▸ **Stated problem**:
Set out every line bearing the string "Ameliyat".

■ ■ ■ ■ ■

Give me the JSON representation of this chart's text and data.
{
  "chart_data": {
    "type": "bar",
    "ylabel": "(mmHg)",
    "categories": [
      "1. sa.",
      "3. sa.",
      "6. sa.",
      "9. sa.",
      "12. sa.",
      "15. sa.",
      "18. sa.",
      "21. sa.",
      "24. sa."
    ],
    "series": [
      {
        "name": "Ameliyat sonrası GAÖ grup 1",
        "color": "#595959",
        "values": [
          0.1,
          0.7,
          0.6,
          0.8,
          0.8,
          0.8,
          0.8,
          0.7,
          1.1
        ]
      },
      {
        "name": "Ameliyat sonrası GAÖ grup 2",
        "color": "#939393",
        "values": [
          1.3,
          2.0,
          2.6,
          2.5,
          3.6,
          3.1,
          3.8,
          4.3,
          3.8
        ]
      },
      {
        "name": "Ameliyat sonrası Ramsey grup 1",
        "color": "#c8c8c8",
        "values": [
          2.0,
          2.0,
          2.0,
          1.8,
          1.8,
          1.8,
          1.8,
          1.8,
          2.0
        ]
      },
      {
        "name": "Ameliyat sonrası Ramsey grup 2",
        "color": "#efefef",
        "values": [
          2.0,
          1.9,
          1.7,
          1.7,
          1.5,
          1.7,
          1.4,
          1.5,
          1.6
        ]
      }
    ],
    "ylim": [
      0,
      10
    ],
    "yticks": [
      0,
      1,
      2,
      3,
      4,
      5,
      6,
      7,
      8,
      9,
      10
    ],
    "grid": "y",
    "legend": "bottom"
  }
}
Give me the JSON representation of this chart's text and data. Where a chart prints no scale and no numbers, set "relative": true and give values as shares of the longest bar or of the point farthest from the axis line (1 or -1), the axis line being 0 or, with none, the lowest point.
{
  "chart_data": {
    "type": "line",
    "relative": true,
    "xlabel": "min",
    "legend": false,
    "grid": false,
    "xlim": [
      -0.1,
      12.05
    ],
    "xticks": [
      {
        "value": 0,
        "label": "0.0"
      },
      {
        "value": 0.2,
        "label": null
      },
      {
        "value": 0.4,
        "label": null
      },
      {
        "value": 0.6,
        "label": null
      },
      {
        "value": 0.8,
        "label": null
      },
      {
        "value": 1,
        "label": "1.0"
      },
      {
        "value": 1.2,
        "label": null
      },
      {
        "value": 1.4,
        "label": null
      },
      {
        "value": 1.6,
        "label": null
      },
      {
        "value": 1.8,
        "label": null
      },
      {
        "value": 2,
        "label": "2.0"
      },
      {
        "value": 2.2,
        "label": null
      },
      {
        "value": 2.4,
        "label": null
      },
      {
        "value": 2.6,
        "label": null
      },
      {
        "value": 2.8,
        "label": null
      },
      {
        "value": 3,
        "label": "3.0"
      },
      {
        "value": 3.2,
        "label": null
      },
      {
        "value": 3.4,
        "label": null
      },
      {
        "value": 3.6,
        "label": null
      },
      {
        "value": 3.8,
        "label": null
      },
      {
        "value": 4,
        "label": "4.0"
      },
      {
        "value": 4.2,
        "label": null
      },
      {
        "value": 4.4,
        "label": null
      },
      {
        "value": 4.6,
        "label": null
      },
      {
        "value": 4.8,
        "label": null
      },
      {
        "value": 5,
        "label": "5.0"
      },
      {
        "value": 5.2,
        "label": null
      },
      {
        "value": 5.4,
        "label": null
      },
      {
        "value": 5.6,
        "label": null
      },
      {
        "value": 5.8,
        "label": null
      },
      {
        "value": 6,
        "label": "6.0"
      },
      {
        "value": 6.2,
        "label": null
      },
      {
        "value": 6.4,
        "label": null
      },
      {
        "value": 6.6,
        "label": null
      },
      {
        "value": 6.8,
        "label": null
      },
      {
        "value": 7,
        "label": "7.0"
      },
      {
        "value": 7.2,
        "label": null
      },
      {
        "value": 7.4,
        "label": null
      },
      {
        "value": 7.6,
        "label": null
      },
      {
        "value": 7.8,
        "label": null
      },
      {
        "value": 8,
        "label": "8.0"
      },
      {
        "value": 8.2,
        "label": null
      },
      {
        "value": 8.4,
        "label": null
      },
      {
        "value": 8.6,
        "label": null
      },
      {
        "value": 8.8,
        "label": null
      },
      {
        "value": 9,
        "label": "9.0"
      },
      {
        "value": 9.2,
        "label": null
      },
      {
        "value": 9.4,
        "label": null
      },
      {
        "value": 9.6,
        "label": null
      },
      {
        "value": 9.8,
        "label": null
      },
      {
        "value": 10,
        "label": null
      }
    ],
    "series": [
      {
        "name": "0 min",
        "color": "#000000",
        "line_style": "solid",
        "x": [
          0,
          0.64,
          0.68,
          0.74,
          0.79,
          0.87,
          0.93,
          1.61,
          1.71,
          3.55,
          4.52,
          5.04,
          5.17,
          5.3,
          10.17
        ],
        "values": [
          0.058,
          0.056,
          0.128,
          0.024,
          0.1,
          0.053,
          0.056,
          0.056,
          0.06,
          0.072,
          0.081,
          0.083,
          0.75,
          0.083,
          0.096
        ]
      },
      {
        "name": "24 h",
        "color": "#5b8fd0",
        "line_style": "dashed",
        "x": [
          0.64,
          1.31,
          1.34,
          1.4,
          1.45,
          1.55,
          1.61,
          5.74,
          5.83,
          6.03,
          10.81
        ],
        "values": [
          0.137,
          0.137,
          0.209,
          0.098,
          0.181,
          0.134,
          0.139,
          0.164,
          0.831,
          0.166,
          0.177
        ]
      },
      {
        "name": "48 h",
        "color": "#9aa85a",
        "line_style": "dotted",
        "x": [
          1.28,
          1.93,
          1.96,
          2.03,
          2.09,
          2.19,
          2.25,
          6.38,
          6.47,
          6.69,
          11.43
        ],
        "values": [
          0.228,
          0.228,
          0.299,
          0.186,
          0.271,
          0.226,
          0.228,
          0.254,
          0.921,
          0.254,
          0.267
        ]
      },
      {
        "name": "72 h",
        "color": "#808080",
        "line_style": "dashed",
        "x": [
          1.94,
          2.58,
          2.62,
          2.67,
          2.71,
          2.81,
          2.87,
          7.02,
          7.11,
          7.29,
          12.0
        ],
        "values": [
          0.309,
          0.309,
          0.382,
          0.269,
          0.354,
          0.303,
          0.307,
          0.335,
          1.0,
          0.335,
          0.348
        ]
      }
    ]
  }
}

■ ■ ■ ■ ■

▸ **Exercise response**:
        "name": "Ameliyat sonrası GAÖ grup 1",
        "name": "Ameliyat sonrası GAÖ grup 2",
        "name": "Ameliyat sonrası Ramsey grup 1",
        "name": "Ameliyat sonrası Ramsey grup 2",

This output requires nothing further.